→ **REQUIRED WORK**
Whenever a line below holds the word "Santizo", copy that line.

→ **RECORD LIST**
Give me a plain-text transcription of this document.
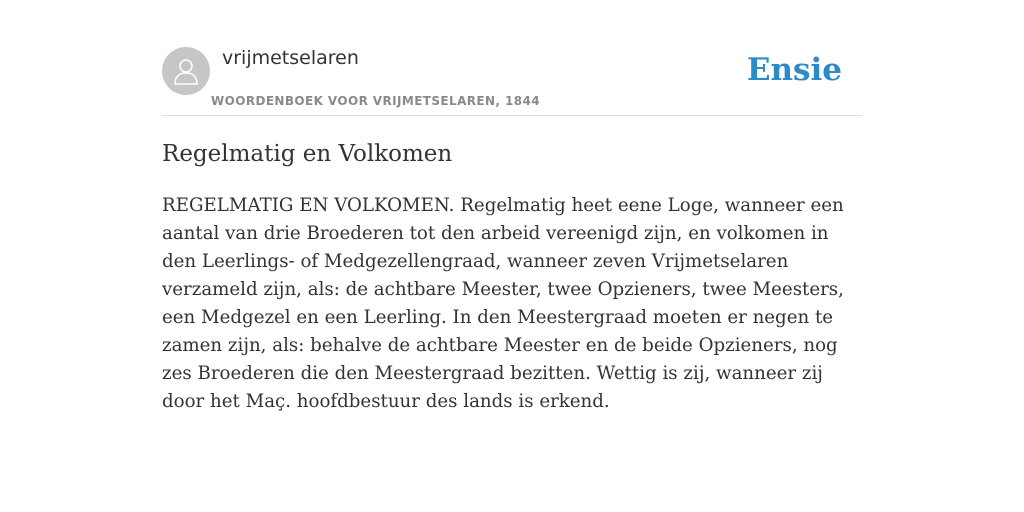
vrijmetselaren
WOORDENBOEK VOOR VRIJMETSELAREN, 1844
Ensie
Regelmatig en Volkomen

REGELMATIG EN VOLKOMEN. Regelmatig heet eene Loge, wanneer een aantal van drie Broederen tot den arbeid vereenigd zijn, en volkomen in den Leerlings- of Medgezellengraad, wanneer zeven Vrijmetselaren verzameld zijn, als: de achtbare Meester, twee Opzieners, twee Meesters, een Medgezel en een Leerling. In den Meestergraad moeten er negen te zamen zijn, als: behalve de achtbare Meester en de beide Opzieners, nog zes Broederen die den Meestergraad bezitten. Wettig is zij, wanneer zij door het Maç. hoofdbestuur des lands is erkend.
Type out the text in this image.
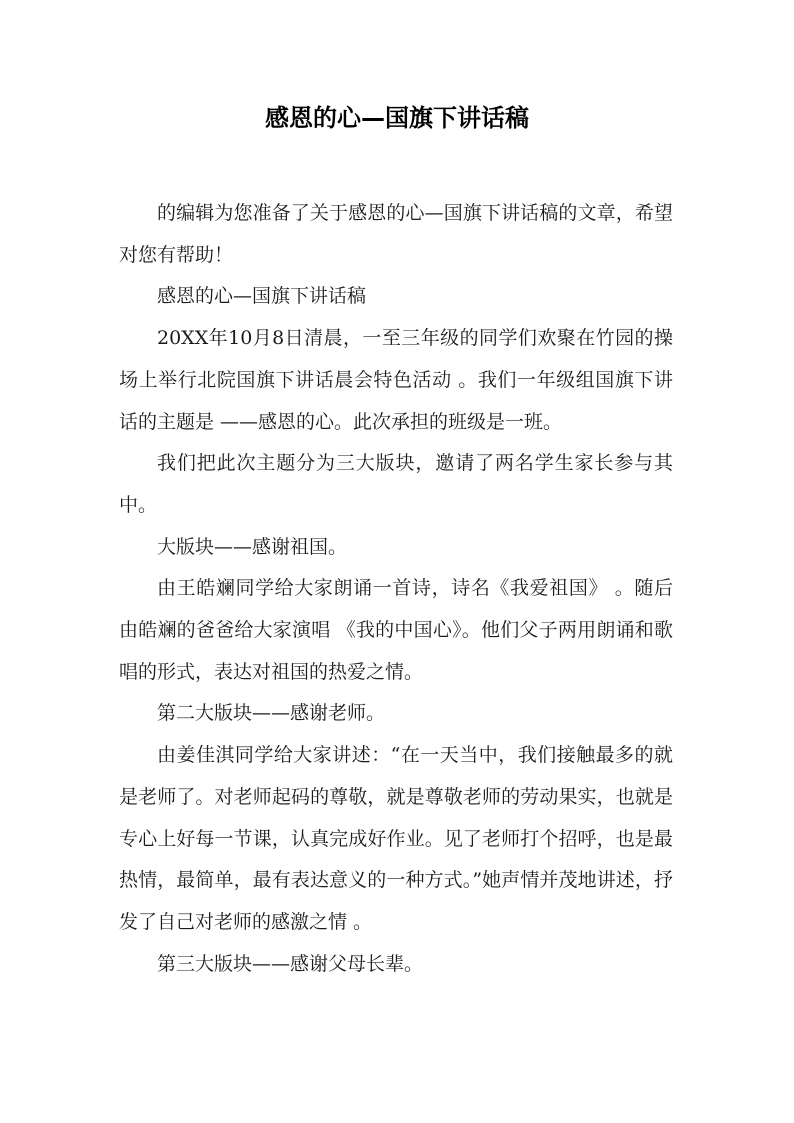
感恩的心—国旗下讲话稿

的编辑为您准备了关于感恩的心—国旗下讲话稿的文章，希望对您有帮助！

感恩的心—国旗下讲话稿

20XX年10月8日清晨，一至三年级的同学们欢聚在竹园的操场上举行北院国旗下讲话晨会特色活动 。我们一年级组国旗下讲话的主题是 ——感恩的心。此次承担的班级是一班。

我们把此次主题分为三大版块，邀请了两名学生家长参与其中。

大版块——感谢祖国。

由王皓斓同学给大家朗诵一首诗，诗名《我爱祖国》 。随后由皓斓的爸爸给大家演唱 《我的中国心》。他们父子两用朗诵和歌唱的形式，表达对祖国的热爱之情。

第二大版块——感谢老师。

由姜佳淇同学给大家讲述：“在一天当中，我们接触最多的就是老师了。对老师起码的尊敬，就是尊敬老师的劳动果实，也就是专心上好每一节课，认真完成好作业。见了老师打个招呼，也是最热情，最简单，最有表达意义的一种方式。”她声情并茂地讲述，抒发了自己对老师的感激之情 。

第三大版块——感谢父母长辈。
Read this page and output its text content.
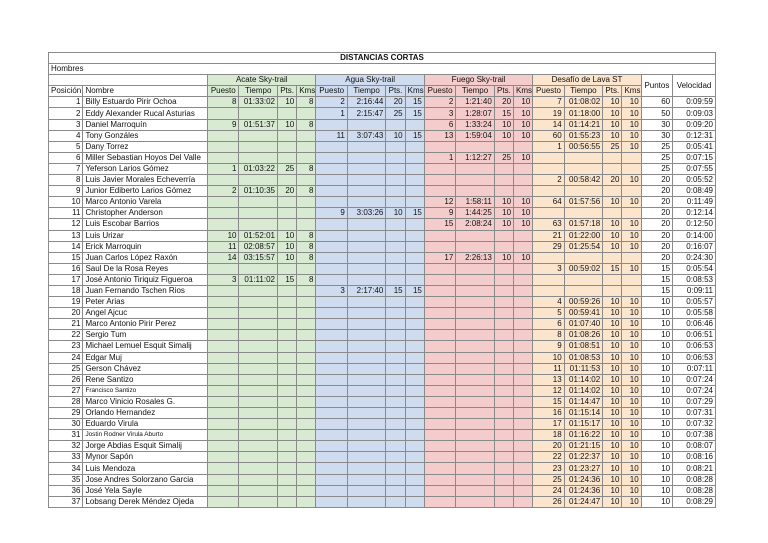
DISTANCIAS CORTAS																			
Hombres																			
		Acate Sky-trail				Agua Sky-trail				Fuego Sky-trail				Desafío de Lava ST				Puntos	Velocidad
Posición	Nombre	Puesto	Tiempo	Pts.	Kms	Puesto	Tiempo	Pts.	Kms	Puesto	Tiempo	Pts.	Kms	Puesto	Tiempo	Pts.	Kms		
1	Billy Estuardo Pirir Ochoa	8	01:33:02	10	8	2	2:16:44	20	15	2	1:21:40	20	10	7	01:08:02	10	10	60	0:09:59
2	Eddy Alexander Rucal Asturias					1	2:15:47	25	15	3	1:28:07	15	10	19	01:18:00	10	10	50	0:09:03
3	Daniel Marroquín	9	01:51:37	10	8					6	1:33:24	10	10	14	01:14:21	10	10	30	0:09:20
4	Tony Gonzáles					11	3:07:43	10	15	13	1:59:04	10	10	60	01:55:23	10	10	30	0:12:31
5	Dany Torrez													1	00:56:55	25	10	25	0:05:41
6	Miller Sebastian Hoyos Del Valle									1	1:12:27	25	10					25	0:07:15
7	Yeferson Larios Gómez	1	01:03:22	25	8													25	0:07:55
8	Luis Javier Morales Echeverría													2	00:58:42	20	10	20	0:05:52
9	Junior Ediberto Larios Gómez	2	01:10:35	20	8													20	0:08:49
10	Marco Antonio Varela									12	1:58:11	10	10	64	01:57:56	10	10	20	0:11:49
11	Christopher Anderson					9	3:03:26	10	15	9	1:44:25	10	10					20	0:12:14
12	Luis Escobar Barrios									15	2:08:24	10	10	63	01:57:18	10	10	20	0:12:50
13	Luis Urizar	10	01:52:01	10	8									21	01:22:00	10	10	20	0:14:00
14	Erick Marroquin	11	02:08:57	10	8									29	01:25:54	10	10	20	0:16:07
15	Juan Carlos López Raxón	14	03:15:57	10	8					17	2:26:13	10	10					20	0:24:30
16	Saul De la Rosa Reyes													3	00:59:02	15	10	15	0:05:54
17	José Antonio Tiriquiz Figueroa	3	01:11:02	15	8													15	0:08:53
18	Juan Fernando Tschen Rios					3	2:17:40	15	15									15	0:09:11
19	Peter Arias													4	00:59:26	10	10	10	0:05:57
20	Angel Ajcuc													5	00:59:41	10	10	10	0:05:58
21	Marco Antonio Pirir Perez													6	01:07:40	10	10	10	0:06:46
22	Sergio Tum													8	01:08:26	10	10	10	0:06:51
23	Michael Lemuel Esquit Simalij													9	01:08:51	10	10	10	0:06:53
24	Edgar Muj													10	01:08:53	10	10	10	0:06:53
25	Gerson Chávez													11	01:11:53	10	10	10	0:07:11
26	Rene Santizo													13	01:14:02	10	10	10	0:07:24
27	Francisco Santizo													12	01:14:02	10	10	10	0:07:24
28	Marco Vinicio Rosales G.													15	01:14:47	10	10	10	0:07:29
29	Orlando Hernandez													16	01:15:14	10	10	10	0:07:31
30	Eduardo Virula													17	01:15:17	10	10	10	0:07:32
31	Jostin Rodner Virula Aburto													18	01:16:22	10	10	10	0:07:38
32	Jorge Abdias Esquit Simalij													20	01:21:15	10	10	10	0:08:07
33	Mynor Sapón													22	01:22:37	10	10	10	0:08:16
34	Luis Mendoza													23	01:23:27	10	10	10	0:08:21
35	Jose Andres Solorzano Garcia													25	01:24:36	10	10	10	0:08:28
36	José Yela Sayle													24	01:24:36	10	10	10	0:08:28
37	Lobsang Derek Méndez Ojeda													26	01:24:47	10	10	10	0:08:29
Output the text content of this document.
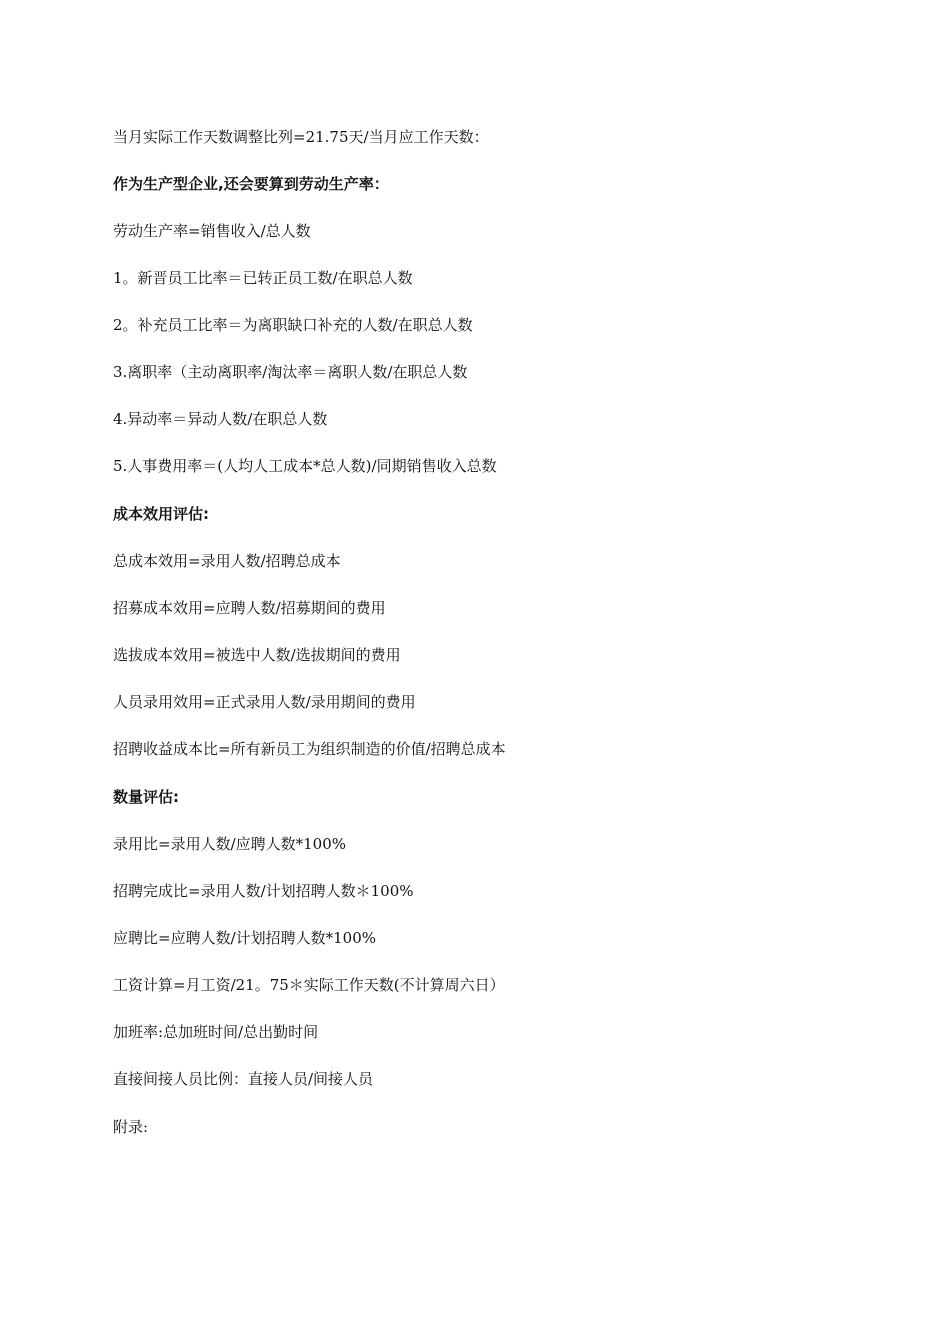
当月实际工作天数调整比列=21.75天/当月应工作天数：
作为生产型企业,还会要算到劳动生产率：
劳动生产率=销售收入/总人数
1。新晋员工比率＝已转正员工数/在职总人数
2。补充员工比率＝为离职缺口补充的人数/在职总人数
3.离职率（主动离职率/淘汰率＝离职人数/在职总人数
4.异动率＝异动人数/在职总人数
5.人事费用率＝(人均人工成本*总人数)/同期销售收入总数
成本效用评估:
总成本效用=录用人数/招聘总成本
招募成本效用=应聘人数/招募期间的费用
选拔成本效用=被选中人数/选拔期间的费用
人员录用效用=正式录用人数/录用期间的费用
招聘收益成本比=所有新员工为组织制造的价值/招聘总成本
数量评估:
录用比=录用人数/应聘人数*100%
招聘完成比=录用人数/计划招聘人数＊100%
应聘比=应聘人数/计划招聘人数*100%
工资计算=月工资/21。75＊实际工作天数(不计算周六日）
加班率:总加班时间/总出勤时间
直接间接人员比例：直接人员/间接人员
附录:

→ **FINAL RESULT**
26	Rene Santizo													13	01:14:02	10	10	10	0:07:24
27	Francisco Santizo													12	01:14:02	10	10	10	0:07:24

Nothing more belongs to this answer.